TASK BRIEF — Identify all lines in the data containing the string "health". Copy them out.
──────── INPUT ROWS ────────
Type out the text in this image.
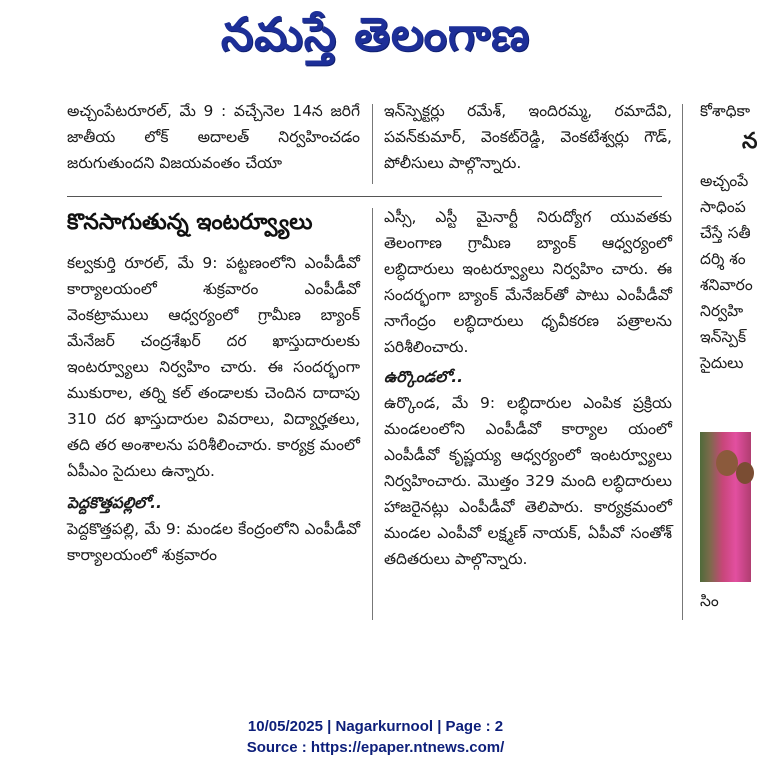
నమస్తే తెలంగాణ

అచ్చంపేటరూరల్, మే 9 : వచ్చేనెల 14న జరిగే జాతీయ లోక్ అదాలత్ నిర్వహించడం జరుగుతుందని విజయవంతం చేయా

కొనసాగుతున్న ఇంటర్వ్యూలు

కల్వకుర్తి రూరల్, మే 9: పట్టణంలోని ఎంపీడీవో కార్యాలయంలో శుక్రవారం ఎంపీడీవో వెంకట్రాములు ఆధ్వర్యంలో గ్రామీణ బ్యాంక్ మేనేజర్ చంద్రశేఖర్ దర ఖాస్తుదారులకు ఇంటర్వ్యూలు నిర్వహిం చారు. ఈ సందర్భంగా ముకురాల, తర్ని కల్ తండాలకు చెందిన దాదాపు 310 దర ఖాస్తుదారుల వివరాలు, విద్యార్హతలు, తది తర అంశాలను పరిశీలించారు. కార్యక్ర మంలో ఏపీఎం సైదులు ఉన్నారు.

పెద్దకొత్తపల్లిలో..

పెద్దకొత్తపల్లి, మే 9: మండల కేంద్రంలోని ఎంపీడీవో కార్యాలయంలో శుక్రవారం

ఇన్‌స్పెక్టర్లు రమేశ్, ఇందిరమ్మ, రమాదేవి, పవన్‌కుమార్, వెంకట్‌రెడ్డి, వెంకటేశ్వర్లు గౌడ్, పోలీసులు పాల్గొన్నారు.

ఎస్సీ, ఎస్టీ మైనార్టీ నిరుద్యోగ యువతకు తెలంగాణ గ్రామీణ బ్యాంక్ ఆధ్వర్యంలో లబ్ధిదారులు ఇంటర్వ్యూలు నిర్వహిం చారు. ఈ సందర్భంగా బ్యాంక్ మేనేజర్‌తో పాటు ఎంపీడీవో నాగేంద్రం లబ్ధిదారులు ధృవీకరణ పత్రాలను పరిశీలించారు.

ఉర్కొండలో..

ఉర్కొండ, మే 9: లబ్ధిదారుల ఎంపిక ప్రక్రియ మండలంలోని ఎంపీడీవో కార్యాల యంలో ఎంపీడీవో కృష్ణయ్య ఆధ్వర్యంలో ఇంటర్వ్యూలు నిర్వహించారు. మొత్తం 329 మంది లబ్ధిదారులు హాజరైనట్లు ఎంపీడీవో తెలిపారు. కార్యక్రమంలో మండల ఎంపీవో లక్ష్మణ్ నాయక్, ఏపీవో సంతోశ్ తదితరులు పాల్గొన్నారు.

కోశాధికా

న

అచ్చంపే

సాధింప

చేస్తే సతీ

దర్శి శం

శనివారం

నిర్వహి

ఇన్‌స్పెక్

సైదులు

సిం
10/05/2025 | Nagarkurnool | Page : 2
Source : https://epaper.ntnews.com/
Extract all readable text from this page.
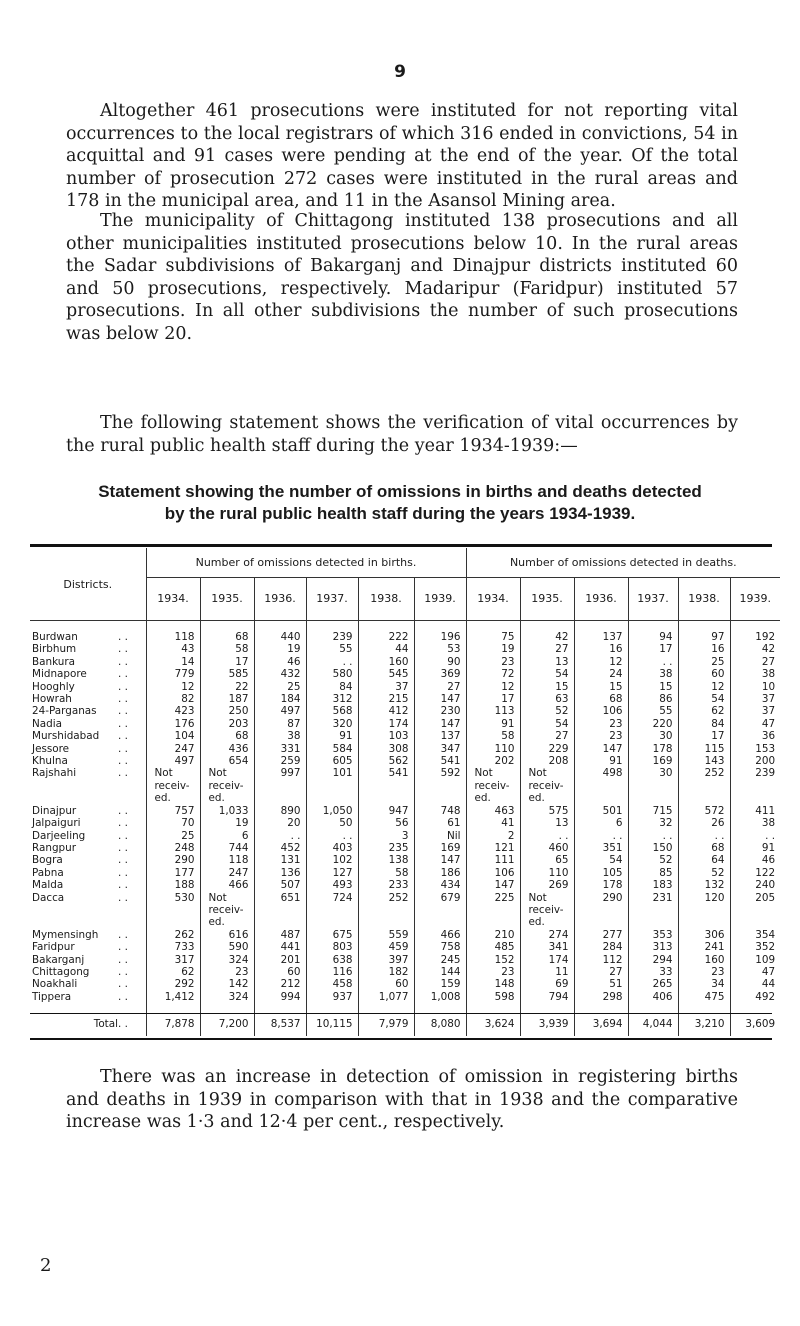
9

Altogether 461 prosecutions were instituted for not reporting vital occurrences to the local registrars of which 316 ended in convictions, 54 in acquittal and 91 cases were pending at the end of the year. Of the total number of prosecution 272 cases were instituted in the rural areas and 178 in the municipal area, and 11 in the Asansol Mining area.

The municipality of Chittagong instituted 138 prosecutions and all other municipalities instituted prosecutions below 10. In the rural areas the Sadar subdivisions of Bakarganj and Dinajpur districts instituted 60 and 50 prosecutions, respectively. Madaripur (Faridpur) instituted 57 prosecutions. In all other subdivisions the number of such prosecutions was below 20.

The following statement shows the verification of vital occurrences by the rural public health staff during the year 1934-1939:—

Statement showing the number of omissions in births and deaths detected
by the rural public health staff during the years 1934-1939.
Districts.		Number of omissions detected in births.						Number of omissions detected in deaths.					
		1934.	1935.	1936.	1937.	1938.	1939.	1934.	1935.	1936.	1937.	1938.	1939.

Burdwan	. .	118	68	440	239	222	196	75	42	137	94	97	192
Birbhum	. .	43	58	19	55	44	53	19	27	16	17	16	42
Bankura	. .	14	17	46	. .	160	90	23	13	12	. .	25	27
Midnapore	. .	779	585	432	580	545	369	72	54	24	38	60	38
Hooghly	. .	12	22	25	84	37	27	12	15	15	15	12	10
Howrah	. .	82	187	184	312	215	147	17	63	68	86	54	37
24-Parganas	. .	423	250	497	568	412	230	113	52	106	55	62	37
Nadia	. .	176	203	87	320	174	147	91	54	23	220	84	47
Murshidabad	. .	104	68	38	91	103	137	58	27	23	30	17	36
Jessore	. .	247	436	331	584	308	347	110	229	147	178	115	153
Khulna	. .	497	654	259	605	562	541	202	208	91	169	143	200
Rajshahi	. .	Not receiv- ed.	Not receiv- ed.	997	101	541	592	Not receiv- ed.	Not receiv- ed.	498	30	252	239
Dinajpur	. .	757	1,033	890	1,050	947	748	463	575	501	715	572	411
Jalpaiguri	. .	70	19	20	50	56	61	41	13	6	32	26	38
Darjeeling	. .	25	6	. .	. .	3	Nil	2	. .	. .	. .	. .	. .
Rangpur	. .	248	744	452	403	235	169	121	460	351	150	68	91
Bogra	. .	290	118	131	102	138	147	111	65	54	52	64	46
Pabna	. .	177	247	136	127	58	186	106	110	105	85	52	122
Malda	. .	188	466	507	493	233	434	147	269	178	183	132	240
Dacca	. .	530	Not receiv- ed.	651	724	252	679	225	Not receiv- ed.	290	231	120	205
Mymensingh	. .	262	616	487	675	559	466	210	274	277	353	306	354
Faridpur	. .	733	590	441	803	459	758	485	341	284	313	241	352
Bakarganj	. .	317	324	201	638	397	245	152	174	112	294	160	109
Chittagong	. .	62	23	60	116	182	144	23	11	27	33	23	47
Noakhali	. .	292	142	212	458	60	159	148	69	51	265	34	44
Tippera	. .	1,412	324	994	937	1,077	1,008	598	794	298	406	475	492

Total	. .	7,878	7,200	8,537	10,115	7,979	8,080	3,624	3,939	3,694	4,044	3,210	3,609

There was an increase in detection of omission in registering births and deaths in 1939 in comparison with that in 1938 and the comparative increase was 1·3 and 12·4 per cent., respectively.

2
────────
──────── INPUT ROWS ────────
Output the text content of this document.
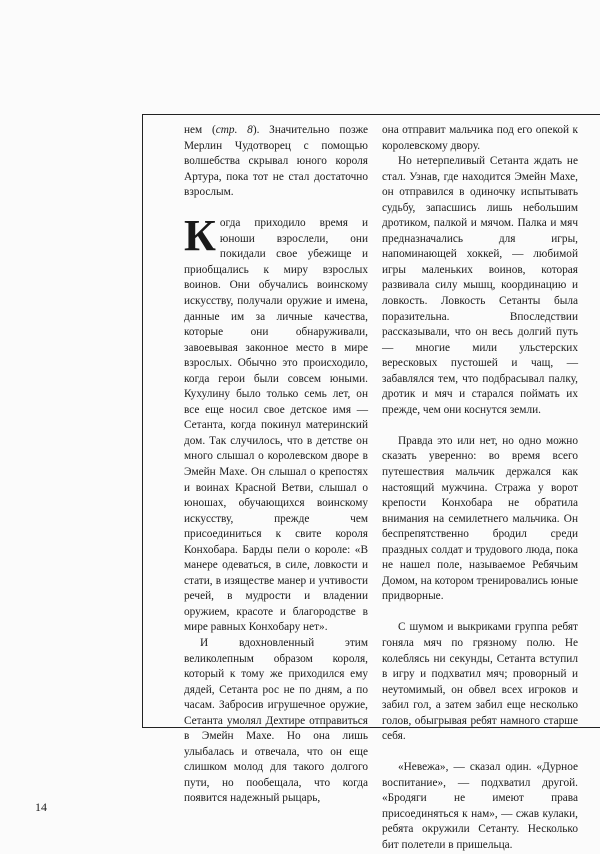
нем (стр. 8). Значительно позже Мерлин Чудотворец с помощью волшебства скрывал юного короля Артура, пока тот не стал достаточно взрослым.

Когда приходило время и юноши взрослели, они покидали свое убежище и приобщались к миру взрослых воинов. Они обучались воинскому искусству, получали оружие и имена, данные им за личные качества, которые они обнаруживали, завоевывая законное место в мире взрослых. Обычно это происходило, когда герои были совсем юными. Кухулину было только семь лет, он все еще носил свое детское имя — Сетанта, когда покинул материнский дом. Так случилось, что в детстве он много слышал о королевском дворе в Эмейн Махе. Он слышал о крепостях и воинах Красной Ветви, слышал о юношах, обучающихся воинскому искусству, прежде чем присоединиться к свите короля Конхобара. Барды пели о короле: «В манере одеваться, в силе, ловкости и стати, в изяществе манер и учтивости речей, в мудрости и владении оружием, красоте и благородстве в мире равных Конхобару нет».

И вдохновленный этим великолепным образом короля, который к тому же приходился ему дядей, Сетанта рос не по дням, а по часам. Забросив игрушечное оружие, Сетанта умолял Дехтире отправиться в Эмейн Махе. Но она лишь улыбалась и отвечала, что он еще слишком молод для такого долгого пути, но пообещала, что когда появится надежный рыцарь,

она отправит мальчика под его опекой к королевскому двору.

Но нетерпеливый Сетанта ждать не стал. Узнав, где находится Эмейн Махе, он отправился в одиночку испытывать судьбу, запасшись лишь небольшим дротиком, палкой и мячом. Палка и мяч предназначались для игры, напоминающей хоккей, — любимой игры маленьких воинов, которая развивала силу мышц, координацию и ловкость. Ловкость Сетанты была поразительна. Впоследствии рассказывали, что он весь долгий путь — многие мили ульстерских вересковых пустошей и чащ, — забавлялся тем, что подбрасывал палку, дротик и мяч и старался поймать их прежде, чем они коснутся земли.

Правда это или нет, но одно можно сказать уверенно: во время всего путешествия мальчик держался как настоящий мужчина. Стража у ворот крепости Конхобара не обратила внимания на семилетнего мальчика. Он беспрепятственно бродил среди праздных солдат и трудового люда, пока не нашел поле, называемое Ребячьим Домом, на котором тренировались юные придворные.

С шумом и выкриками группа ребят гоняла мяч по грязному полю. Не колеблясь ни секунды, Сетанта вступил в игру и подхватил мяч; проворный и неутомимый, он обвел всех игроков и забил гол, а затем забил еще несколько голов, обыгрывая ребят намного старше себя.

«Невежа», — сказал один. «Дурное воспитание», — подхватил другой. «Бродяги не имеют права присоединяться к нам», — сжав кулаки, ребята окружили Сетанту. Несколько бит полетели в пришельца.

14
────────
──────── INPUT ROWS ────────
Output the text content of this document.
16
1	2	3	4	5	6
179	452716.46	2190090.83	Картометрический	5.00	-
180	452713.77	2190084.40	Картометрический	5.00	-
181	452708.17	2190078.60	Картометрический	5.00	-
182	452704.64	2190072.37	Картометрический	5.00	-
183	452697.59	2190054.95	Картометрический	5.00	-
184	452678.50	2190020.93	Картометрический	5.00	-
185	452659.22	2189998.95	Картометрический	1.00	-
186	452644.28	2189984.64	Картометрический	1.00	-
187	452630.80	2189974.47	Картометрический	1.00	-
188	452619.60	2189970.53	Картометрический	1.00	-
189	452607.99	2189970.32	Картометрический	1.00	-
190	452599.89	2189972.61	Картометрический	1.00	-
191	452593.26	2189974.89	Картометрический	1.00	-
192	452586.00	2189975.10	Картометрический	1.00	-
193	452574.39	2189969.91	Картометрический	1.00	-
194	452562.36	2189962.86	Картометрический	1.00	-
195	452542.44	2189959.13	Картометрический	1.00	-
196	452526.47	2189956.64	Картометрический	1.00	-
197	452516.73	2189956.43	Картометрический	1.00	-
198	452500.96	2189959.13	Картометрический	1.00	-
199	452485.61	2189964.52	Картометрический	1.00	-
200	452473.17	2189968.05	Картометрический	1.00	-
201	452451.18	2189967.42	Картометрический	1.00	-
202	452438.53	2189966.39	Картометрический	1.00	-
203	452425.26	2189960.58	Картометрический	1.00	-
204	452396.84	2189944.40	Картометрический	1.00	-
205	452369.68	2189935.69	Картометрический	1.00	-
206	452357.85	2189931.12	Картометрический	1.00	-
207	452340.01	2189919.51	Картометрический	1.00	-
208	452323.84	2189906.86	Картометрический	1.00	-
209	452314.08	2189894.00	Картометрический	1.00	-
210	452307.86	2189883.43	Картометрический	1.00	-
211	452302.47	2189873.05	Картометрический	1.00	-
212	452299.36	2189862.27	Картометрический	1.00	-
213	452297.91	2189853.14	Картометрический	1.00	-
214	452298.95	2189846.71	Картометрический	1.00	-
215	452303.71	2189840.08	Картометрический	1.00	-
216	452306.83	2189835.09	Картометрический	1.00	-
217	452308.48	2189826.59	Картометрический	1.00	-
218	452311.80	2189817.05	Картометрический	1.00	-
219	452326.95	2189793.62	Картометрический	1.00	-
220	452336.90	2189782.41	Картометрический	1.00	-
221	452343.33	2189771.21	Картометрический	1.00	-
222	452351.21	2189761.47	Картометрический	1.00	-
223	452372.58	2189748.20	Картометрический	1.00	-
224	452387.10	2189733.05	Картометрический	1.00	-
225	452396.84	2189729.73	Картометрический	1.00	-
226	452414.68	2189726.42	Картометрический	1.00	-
────────
ANSWER TO THIS EXERCISE —
The following statement shows the verification of vital occurrences by the rural public health staff during the year 1934-1939:—
by the rural public health staff during the years 1934-1939.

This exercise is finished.